Data lines |
_ _ _ _

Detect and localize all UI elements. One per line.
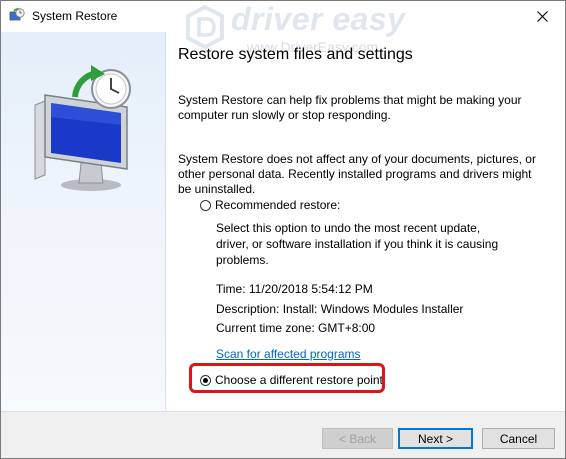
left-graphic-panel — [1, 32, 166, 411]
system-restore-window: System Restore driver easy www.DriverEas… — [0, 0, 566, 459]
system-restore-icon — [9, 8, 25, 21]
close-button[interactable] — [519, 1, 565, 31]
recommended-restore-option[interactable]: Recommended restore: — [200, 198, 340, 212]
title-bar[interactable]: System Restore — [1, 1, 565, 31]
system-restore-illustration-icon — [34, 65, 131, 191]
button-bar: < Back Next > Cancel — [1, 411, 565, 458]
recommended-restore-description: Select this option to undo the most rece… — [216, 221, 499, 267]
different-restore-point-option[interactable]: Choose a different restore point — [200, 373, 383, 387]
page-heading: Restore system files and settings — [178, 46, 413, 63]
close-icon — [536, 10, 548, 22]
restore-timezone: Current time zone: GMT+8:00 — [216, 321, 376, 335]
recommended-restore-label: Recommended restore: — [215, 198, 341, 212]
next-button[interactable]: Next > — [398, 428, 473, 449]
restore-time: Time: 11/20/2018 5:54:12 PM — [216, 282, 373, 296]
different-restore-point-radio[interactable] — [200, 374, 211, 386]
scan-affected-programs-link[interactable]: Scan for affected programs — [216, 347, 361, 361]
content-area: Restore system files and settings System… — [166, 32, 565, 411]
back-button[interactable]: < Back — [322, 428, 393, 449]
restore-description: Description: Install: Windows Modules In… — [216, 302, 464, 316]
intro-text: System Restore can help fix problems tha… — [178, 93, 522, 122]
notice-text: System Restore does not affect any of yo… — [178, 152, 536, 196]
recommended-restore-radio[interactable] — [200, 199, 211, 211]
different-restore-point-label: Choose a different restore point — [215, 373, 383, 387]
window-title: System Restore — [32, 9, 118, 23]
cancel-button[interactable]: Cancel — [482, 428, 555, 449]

_ _ _ _

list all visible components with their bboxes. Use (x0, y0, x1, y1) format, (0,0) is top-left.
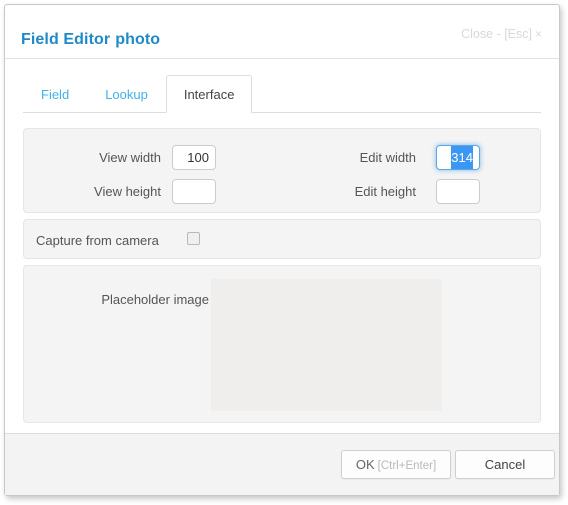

_ _ _ _

What you are asked to do | Reproduce the rows from the one with "Detect and localize" up to and including the one with "close-icon — [536, 10, 548, 22]", replacing "interactable" with "clickable" and leaving everything else unchanged; omit the pictures.

Output for this task |
Detect and localize all UI elements. One per line.
left-graphic-panel — [1, 32, 166, 411]
system-restore-window: System Restore driver easy www.DriverEas… — [0, 0, 566, 459]
system-restore-icon — [9, 8, 25, 21]
close-button[clickable] — [519, 1, 565, 31]
recommended-restore-option[clickable]: Recommended restore: — [200, 198, 340, 212]
title-bar[clickable]: System Restore — [1, 1, 565, 31]
system-restore-illustration-icon — [34, 65, 131, 191]
button-bar: < Back Next > Cancel — [1, 411, 565, 458]
recommended-restore-description: Select this option to undo the most rece… — [216, 221, 499, 267]
different-restore-point-option[clickable]: Choose a different restore point — [200, 373, 383, 387]
page-heading: Restore system files and settings — [178, 46, 413, 63]
close-icon — [536, 10, 548, 22]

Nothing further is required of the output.